Restate the data below word for word. Skip any images it contains.

⟨

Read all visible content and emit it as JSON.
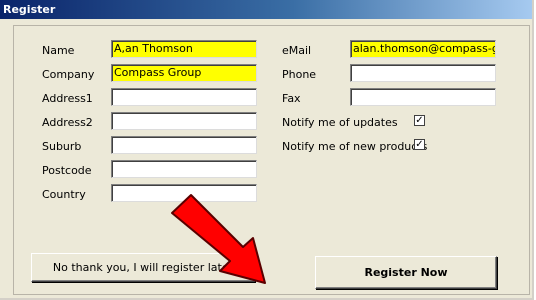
{
  "window": {
    "title": "Register"
  },
  "form": {
    "left_fields": [
      {
        "label": "Name",
        "value": "A,an Thomson"
      },
      {
        "label": "Company",
        "value": "Compass Group"
      },
      {
        "label": "Address1",
        "value": ""
      },
      {
        "label": "Address2",
        "value": ""
      },
      {
        "label": "Suburb",
        "value": ""
      },
      {
        "label": "Postcode",
        "value": ""
      },
      {
        "label": "Country",
        "value": ""
      }
    ],
    "right_fields": [
      {
        "label": "eMail",
        "value": "alan.thomson@compass-group"
      },
      {
        "label": "Phone",
        "value": ""
      },
      {
        "label": "Fax",
        "value": ""
      }
    ],
    "checkboxes": [
      {
        "label": "Notify me of updates",
        "checked": true,
        "mark": "✓"
      },
      {
        "label": "Notify me of new products",
        "checked": true,
        "mark": "✓"
      }
    ]
  },
  "buttons": {
    "decline_label": "No thank you, I will register later",
    "register_label": "Register Now"
  },
  "colors": {
    "filled_field": "#ffff00",
    "arrow": "#ff0000",
    "titlebar": "#0a246a"
  },
  "annotation": {
    "icon": "red-arrow-icon"
  }
}
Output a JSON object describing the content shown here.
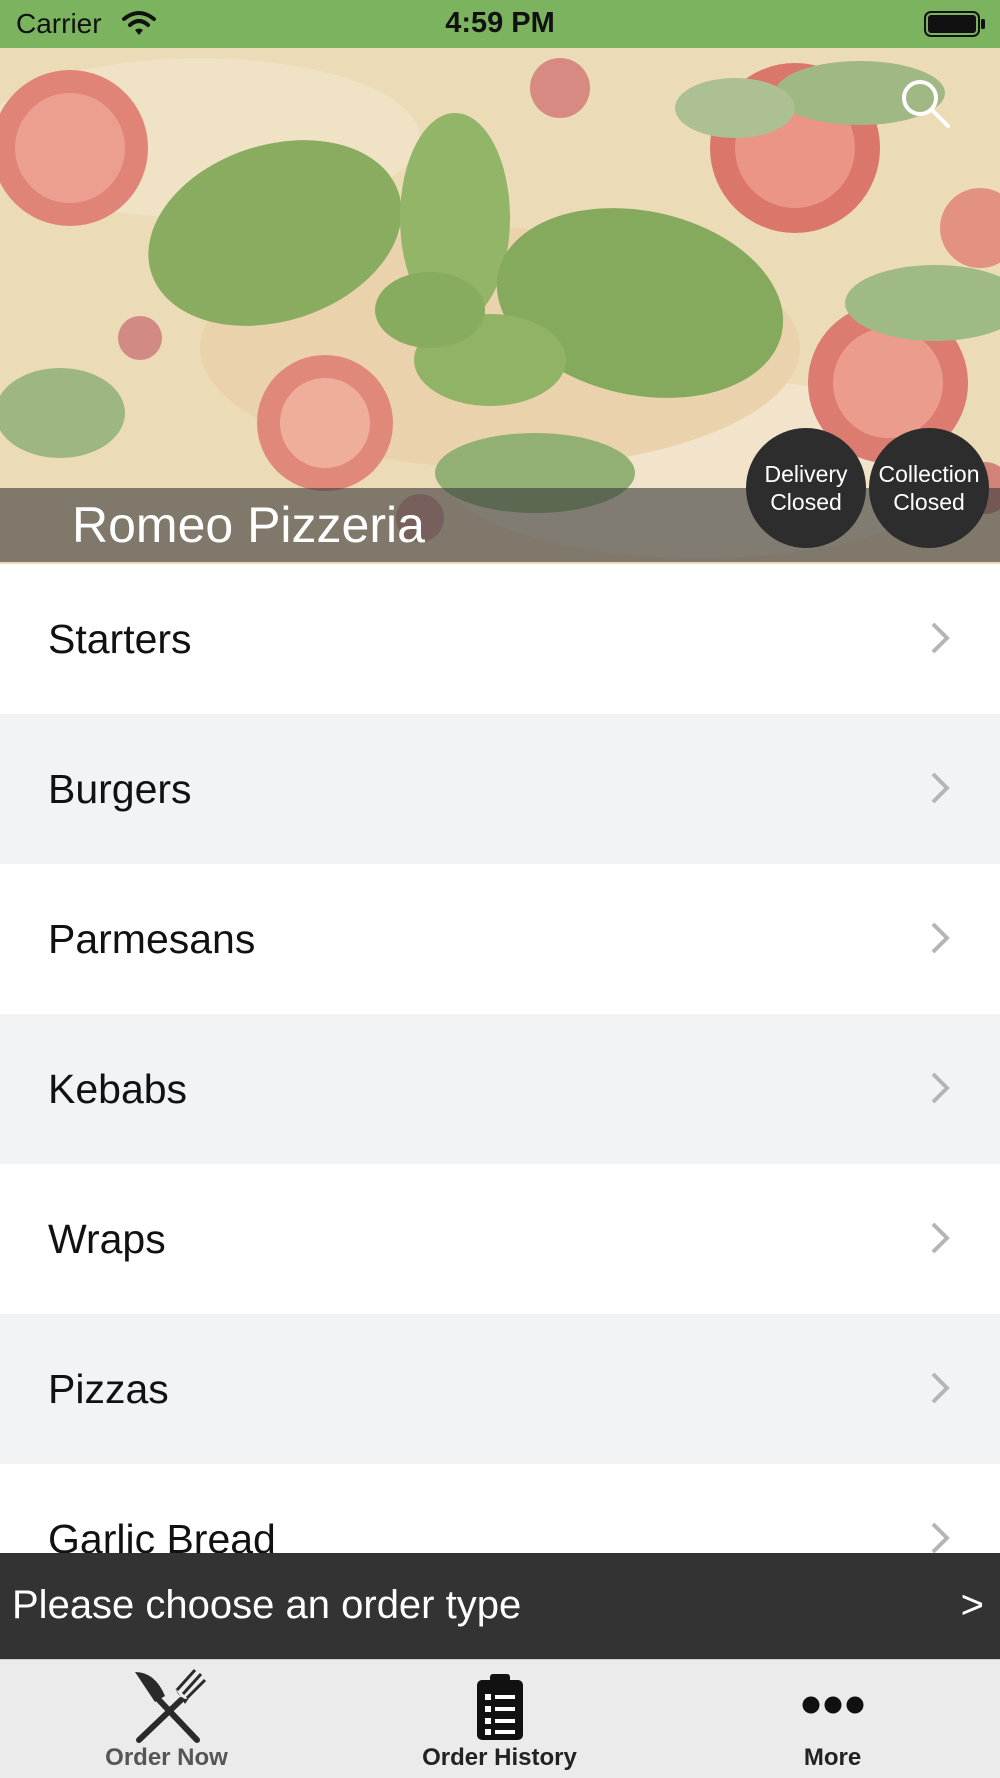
{
  "status_bar": {
    "carrier": "Carrier",
    "time": "4:59 PM"
  },
  "hero": {
    "restaurant_name": "Romeo Pizzeria",
    "delivery": {
      "line1": "Delivery",
      "line2": "Closed"
    },
    "collection": {
      "line1": "Collection",
      "line2": "Closed"
    }
  },
  "menu": {
    "items": [
      {
        "label": "Starters"
      },
      {
        "label": "Burgers"
      },
      {
        "label": "Parmesans"
      },
      {
        "label": "Kebabs"
      },
      {
        "label": "Wraps"
      },
      {
        "label": "Pizzas"
      },
      {
        "label": "Garlic Bread"
      }
    ]
  },
  "order_bar": {
    "prompt": "Please choose an order type",
    "arrow": ">"
  },
  "tab_bar": {
    "tabs": [
      {
        "label": "Order Now",
        "icon": "fork-knife-icon"
      },
      {
        "label": "Order History",
        "icon": "clipboard-icon"
      },
      {
        "label": "More",
        "icon": "more-dots-icon"
      }
    ]
  },
  "colors": {
    "status_bar": "#7cb35f",
    "order_bar": "#333333",
    "badge": "#2d2d2d",
    "tab_bar": "#ebebeb"
  }
}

⟩

• _ANSWER IN FULL_:
Read all visible content and emit it as JSON.
{
  "window": {
    "title": "Register"
  },
  "form": {
    "left_fields": [
      {
        "label": "Name",
        "value": "A,an Thomson"
      },
      {
        "label": "Company",
        "value": "Compass Group"
      },
      {
        "label": "Address1",
        "value": ""
      },
      {
        "label": "Address2",
        "value": ""
      },
      {
        "label": "Suburb",
        "value": ""
      },
      {
        "label": "Postcode",
        "value": ""
      },
      {
        "label": "Country",
        "value": ""
      }
    ],
    "right_fields": [
      {
        "label": "eMail",
        "value": "alan.thomson@compass-group"
      },
      {
        "label": "Phone",
        "value": ""
      },
      {
        "label": "Fax",
        "value": ""
      }
    ],
    "checkboxes": [
      {
        "label": "Notify me of updates",
        "checked": true,
        "mark": "✓"
      },
      {
        "label": "Notify me of new products",
        "checked": true,
        "mark": "✓"
      }
    ]
  },
  "buttons": {
    "decline_label": "No thank you, I will register later",
    "register_label": "Register Now"
  },
  "colors": {
    "filled_field": "#ffff00",
    "arrow": "#ff0000",
    "titlebar": "#0a246a"
  },
  "annotation": {
    "icon": "red-arrow-icon"
  }
}
Output a JSON object describing the content shown here.
{
  "status_bar": {
    "carrier": "Carrier",
    "time": "4:59 PM"
  },
  "hero": {
    "restaurant_name": "Romeo Pizzeria",
    "delivery": {
      "line1": "Delivery",
      "line2": "Closed"
    },
    "collection": {
      "line1": "Collection",
      "line2": "Closed"
    }
  },
  "menu": {
    "items": [
      {
        "label": "Starters"
      },
      {
        "label": "Burgers"
      },
      {
        "label": "Parmesans"
      },
      {
        "label": "Kebabs"
      },
      {
        "label": "Wraps"
      },
      {
        "label": "Pizzas"
      },
      {
        "label": "Garlic Bread"
      }
    ]
  },
  "order_bar": {
    "prompt": "Please choose an order type",
    "arrow": ">"
  },
  "tab_bar": {
    "tabs": [
      {
        "label": "Order Now",
        "icon": "fork-knife-icon"
      },
      {
        "label": "Order History",
        "icon": "clipboard-icon"
      },
      {
        "label": "More",
        "icon": "more-dots-icon"
      }
    ]
  },
  "colors": {
    "status_bar": "#7cb35f",
    "order_bar": "#333333",
    "badge": "#2d2d2d",
    "tab_bar": "#ebebeb"
  }
}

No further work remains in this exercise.